• _Prompt_:
Pull every line that holds the word "lobe" from the entries.

# START OF Record excerpts

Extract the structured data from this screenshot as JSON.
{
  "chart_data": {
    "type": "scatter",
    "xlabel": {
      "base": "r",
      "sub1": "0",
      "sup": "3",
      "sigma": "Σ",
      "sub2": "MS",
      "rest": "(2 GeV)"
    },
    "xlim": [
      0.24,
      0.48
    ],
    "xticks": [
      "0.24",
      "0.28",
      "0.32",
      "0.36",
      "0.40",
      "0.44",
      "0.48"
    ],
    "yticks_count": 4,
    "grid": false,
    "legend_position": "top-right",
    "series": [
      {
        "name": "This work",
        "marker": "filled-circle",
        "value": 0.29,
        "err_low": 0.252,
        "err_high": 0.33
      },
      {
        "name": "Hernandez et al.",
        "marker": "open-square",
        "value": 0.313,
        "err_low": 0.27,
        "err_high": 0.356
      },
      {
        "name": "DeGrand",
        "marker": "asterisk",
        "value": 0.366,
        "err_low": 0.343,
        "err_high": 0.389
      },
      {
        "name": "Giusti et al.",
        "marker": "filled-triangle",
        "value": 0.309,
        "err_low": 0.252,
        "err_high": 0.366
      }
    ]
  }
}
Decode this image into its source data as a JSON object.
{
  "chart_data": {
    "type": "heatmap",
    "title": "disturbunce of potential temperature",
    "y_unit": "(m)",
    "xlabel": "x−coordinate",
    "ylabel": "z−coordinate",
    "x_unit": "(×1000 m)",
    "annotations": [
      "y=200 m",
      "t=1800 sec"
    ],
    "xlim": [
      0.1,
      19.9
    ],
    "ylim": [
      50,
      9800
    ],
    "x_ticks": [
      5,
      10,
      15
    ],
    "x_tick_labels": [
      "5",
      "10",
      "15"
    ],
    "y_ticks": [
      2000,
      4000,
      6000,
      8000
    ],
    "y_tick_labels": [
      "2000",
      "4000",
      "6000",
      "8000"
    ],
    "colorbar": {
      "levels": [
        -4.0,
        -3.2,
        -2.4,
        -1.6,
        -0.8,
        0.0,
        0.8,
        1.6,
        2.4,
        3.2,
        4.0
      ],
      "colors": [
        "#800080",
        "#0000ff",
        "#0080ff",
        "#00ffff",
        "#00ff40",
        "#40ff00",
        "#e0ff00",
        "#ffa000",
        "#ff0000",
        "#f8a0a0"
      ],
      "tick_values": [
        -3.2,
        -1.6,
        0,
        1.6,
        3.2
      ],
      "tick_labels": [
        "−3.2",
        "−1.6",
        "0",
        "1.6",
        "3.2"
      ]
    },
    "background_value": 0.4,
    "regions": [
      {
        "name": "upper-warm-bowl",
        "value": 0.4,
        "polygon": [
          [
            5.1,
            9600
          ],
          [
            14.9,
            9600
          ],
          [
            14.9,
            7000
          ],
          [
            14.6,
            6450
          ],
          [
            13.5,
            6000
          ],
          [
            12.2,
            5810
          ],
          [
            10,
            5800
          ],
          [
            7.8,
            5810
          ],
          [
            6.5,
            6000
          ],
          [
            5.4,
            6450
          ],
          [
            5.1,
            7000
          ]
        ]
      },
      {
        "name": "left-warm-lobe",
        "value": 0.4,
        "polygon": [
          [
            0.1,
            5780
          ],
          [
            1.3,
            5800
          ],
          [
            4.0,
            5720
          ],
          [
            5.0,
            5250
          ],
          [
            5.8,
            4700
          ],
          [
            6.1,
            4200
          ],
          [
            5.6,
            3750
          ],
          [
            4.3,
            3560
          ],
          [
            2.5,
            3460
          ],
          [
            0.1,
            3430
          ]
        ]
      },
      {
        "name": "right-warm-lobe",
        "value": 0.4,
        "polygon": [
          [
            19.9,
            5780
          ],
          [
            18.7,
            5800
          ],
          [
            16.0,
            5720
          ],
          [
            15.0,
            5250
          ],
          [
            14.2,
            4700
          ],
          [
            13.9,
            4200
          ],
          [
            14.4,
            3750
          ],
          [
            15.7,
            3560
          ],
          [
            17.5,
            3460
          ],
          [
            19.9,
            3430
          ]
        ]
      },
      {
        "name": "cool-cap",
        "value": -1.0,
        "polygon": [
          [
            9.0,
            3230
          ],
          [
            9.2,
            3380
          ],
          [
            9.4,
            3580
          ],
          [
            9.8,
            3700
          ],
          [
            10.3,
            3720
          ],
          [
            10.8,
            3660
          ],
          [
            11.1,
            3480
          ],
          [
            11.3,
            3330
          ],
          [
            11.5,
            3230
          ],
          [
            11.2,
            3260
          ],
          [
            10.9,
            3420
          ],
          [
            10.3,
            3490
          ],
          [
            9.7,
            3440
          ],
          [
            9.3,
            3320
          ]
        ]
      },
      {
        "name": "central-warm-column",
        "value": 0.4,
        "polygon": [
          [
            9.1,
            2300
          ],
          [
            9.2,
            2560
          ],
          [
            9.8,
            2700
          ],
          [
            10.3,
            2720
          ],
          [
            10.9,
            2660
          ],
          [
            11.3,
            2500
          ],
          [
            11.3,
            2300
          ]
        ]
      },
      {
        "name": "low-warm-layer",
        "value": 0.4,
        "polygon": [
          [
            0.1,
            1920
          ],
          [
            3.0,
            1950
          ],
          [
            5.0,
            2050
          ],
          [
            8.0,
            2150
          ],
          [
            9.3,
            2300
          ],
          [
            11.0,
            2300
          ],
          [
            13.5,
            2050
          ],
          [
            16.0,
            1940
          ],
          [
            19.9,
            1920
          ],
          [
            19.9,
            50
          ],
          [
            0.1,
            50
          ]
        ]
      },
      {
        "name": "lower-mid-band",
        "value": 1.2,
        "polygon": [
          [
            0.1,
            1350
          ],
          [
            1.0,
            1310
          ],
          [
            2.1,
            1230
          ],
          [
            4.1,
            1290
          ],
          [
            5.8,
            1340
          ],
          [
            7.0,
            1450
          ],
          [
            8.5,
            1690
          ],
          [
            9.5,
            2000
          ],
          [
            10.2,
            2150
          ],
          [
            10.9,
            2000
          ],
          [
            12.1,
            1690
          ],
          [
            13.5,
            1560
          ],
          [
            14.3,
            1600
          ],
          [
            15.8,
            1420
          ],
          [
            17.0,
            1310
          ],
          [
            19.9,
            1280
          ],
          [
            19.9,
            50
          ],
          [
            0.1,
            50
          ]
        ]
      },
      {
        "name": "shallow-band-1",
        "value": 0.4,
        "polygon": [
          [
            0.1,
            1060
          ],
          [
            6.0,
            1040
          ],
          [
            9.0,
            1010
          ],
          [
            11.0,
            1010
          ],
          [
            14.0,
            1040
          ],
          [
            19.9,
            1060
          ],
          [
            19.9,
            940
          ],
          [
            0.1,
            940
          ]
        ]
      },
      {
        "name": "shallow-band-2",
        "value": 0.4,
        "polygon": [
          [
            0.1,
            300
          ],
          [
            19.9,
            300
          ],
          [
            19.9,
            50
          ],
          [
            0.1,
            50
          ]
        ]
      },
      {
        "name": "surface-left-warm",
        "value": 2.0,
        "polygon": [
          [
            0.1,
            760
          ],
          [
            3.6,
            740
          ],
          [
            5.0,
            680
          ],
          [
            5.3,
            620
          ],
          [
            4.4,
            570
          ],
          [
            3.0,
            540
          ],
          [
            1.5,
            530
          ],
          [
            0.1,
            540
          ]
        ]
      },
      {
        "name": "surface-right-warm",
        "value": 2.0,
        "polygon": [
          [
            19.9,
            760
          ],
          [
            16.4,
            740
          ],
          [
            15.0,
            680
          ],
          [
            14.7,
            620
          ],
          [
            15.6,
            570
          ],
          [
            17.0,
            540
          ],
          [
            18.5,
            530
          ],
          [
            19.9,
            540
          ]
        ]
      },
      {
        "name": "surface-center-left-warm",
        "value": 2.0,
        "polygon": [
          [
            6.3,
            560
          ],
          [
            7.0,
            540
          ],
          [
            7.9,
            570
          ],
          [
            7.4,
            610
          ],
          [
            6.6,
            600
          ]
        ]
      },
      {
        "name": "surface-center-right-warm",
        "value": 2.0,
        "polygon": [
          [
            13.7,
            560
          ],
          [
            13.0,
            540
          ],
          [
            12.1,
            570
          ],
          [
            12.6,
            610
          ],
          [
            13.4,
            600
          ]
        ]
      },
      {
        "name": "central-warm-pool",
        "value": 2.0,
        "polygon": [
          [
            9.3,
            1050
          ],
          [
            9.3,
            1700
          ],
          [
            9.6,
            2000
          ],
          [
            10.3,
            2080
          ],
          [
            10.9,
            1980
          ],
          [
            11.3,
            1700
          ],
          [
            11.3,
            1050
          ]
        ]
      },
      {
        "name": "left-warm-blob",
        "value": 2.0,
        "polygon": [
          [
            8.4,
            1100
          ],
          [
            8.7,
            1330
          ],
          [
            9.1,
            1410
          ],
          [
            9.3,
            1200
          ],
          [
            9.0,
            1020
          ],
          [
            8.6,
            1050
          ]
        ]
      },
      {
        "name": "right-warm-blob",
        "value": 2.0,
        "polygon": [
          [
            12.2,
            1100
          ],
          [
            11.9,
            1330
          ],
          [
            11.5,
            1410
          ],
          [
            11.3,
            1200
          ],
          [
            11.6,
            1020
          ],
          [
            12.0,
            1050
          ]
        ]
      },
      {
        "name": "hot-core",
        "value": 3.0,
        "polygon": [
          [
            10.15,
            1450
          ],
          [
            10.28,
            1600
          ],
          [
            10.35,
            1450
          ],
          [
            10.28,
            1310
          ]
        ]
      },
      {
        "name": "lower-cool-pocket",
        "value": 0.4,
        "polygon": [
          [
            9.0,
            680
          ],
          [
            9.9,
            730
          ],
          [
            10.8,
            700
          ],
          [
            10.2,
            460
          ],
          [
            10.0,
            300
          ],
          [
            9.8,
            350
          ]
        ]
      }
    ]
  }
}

# END OF Record excerpts

• _Answer_:
        "name": "left-warm-lobe",
        "name": "right-warm-lobe",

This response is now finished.